'''
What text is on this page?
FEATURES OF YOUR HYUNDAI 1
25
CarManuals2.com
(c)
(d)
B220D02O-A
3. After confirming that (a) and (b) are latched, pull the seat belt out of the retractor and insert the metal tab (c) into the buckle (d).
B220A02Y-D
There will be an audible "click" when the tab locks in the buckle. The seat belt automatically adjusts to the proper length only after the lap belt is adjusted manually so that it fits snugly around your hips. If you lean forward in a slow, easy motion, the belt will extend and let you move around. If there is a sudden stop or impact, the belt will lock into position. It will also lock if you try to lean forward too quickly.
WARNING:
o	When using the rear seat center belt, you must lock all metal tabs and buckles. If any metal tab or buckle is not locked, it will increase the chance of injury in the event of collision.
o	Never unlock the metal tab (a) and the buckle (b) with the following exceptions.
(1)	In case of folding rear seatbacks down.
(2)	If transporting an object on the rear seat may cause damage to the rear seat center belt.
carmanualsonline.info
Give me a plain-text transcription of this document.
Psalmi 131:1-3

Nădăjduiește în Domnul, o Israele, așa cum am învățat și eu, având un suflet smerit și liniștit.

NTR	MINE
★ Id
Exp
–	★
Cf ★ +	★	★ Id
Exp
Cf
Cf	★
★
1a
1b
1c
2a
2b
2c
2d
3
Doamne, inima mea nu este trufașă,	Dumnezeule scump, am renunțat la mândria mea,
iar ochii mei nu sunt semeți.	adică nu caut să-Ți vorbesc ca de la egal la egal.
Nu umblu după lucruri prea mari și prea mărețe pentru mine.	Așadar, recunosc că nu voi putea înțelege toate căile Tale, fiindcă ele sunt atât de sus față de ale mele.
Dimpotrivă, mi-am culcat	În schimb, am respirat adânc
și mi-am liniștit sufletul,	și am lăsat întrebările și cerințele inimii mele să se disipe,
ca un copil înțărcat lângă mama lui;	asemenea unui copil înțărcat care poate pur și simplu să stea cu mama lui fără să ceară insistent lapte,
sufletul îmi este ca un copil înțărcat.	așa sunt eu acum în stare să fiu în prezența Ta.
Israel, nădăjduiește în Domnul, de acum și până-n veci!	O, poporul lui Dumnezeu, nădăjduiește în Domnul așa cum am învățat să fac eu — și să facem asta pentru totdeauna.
'''
**Task prompt**
Reproduce the data shown above exactly.

**Written response**
What text is on this page?
FEATURES OF YOUR HYUNDAI 1
25
CarManuals2.com
(c)
(d)
B220D02O-A
3. After confirming that (a) and (b) are latched, pull the seat belt out of the retractor and insert the metal tab (c) into the buckle (d).
B220A02Y-D
There will be an audible "click" when the tab locks in the buckle. The seat belt automatically adjusts to the proper length only after the lap belt is adjusted manually so that it fits snugly around your hips. If you lean forward in a slow, easy motion, the belt will extend and let you move around. If there is a sudden stop or impact, the belt will lock into position. It will also lock if you try to lean forward too quickly.
WARNING:
o	When using the rear seat center belt, you must lock all metal tabs and buckles. If any metal tab or buckle is not locked, it will increase the chance of injury in the event of collision.
o	Never unlock the metal tab (a) and the buckle (b) with the following exceptions.
(1)	In case of folding rear seatbacks down.
(2)	If transporting an object on the rear seat may cause damage to the rear seat center belt.
carmanualsonline.info
Give me a plain-text transcription of this document.
Psalmi 131:1-3

Nădăjduiește în Domnul, o Israele, așa cum am învățat și eu, având un suflet smerit și liniștit.

NTR	MINE
★ Id
Exp
–	★
Cf ★ +	★	★ Id
Exp
Cf
Cf	★
★
1a
1b
1c
2a
2b
2c
2d
3
Doamne, inima mea nu este trufașă,	Dumnezeule scump, am renunțat la mândria mea,
iar ochii mei nu sunt semeți.	adică nu caut să-Ți vorbesc ca de la egal la egal.
Nu umblu după lucruri prea mari și prea mărețe pentru mine.	Așadar, recunosc că nu voi putea înțelege toate căile Tale, fiindcă ele sunt atât de sus față de ale mele.
Dimpotrivă, mi-am culcat	În schimb, am respirat adânc
și mi-am liniștit sufletul,	și am lăsat întrebările și cerințele inimii mele să se disipe,
ca un copil înțărcat lângă mama lui;	asemenea unui copil înțărcat care poate pur și simplu să stea cu mama lui fără să ceară insistent lapte,
sufletul îmi este ca un copil înțărcat.	așa sunt eu acum în stare să fiu în prezența Ta.
Israel, nădăjduiește în Domnul, de acum și până-n veci!	O, poporul lui Dumnezeu, nădăjduiește în Domnul așa cum am învățat să fac eu — și să facem asta pentru totdeauna.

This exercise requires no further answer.